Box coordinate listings
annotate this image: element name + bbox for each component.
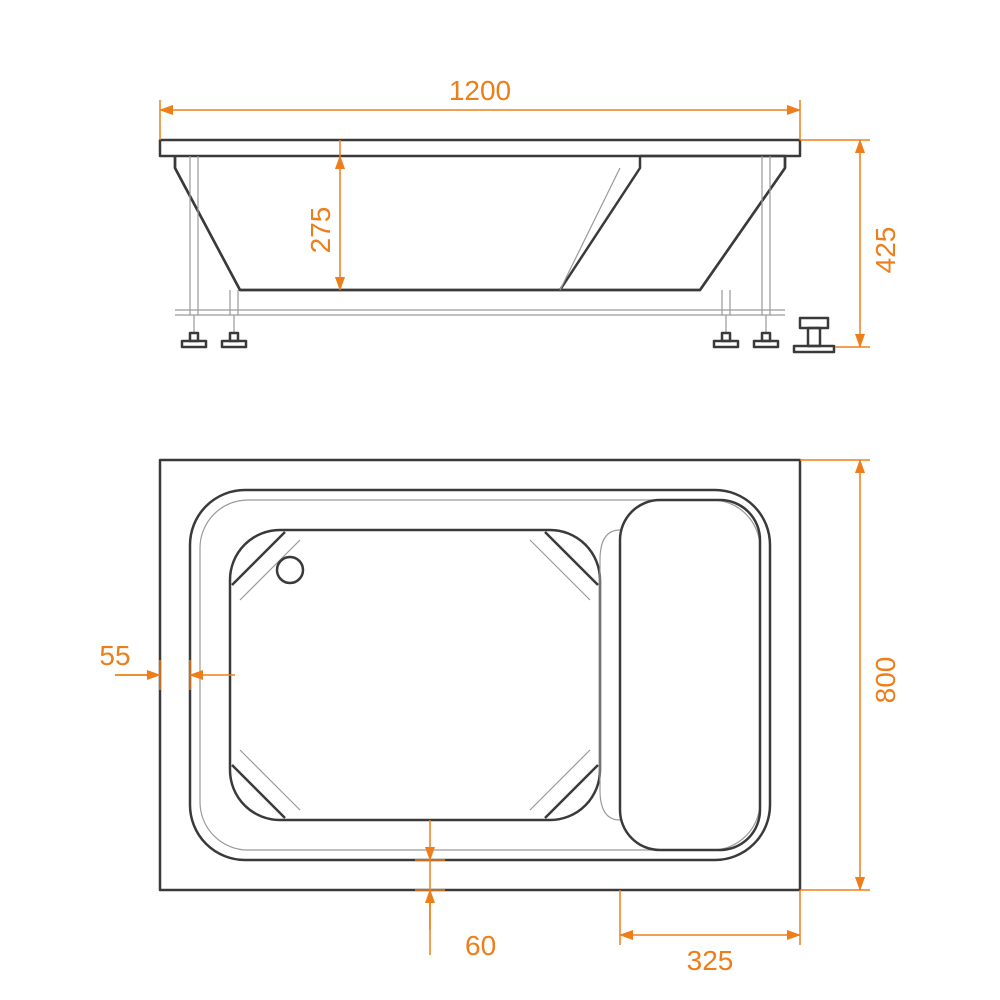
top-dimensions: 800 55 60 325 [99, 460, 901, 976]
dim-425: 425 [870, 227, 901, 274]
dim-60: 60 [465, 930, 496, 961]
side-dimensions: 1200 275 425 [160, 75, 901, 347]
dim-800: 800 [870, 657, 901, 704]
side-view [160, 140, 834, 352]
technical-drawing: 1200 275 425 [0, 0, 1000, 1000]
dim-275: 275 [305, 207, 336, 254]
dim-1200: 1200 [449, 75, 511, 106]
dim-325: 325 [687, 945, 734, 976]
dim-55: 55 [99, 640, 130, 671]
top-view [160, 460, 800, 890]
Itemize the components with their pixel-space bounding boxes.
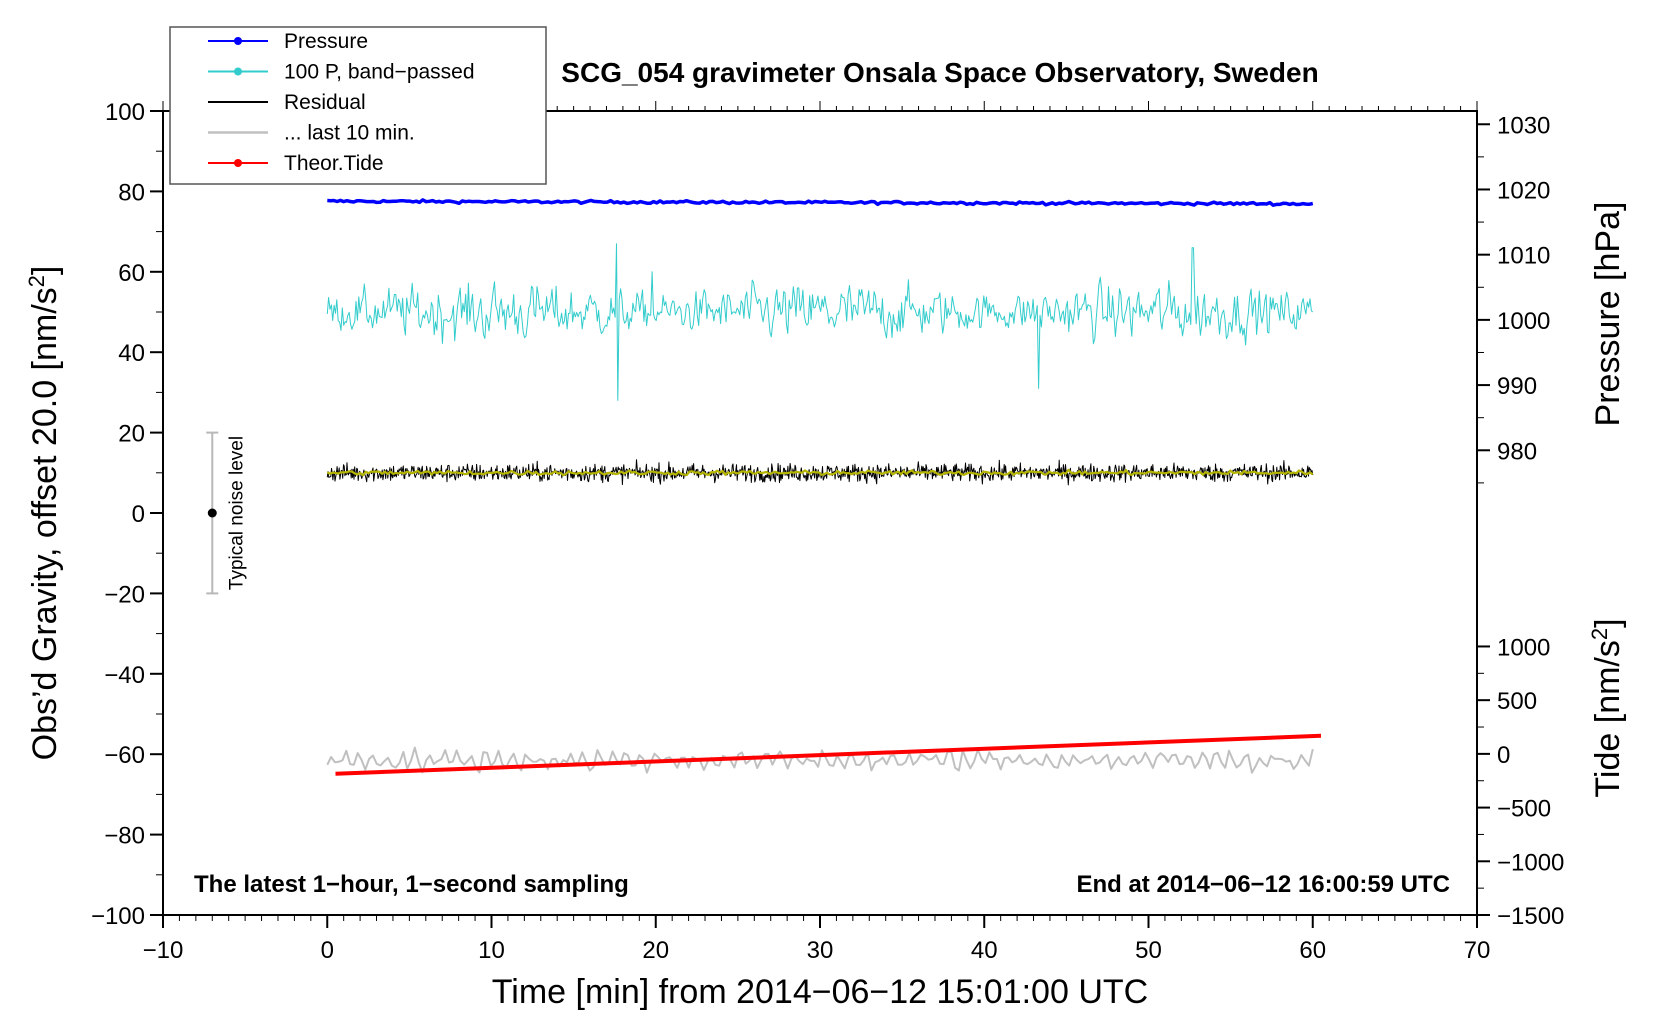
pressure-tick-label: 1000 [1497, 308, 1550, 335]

WHAT YOU ARE ASKED TO DO –
Rewrite the records from the line containing "Itemize the components" through the end of the records, replacing "components" with "elements" and keeping everything else unchanged. Leave the pictures out.

RESULT OF THE EXERCISE –
Itemize the elements with their pixel-space bounding boxes.
pressure-tick-label: 1000 [1497, 308, 1550, 335]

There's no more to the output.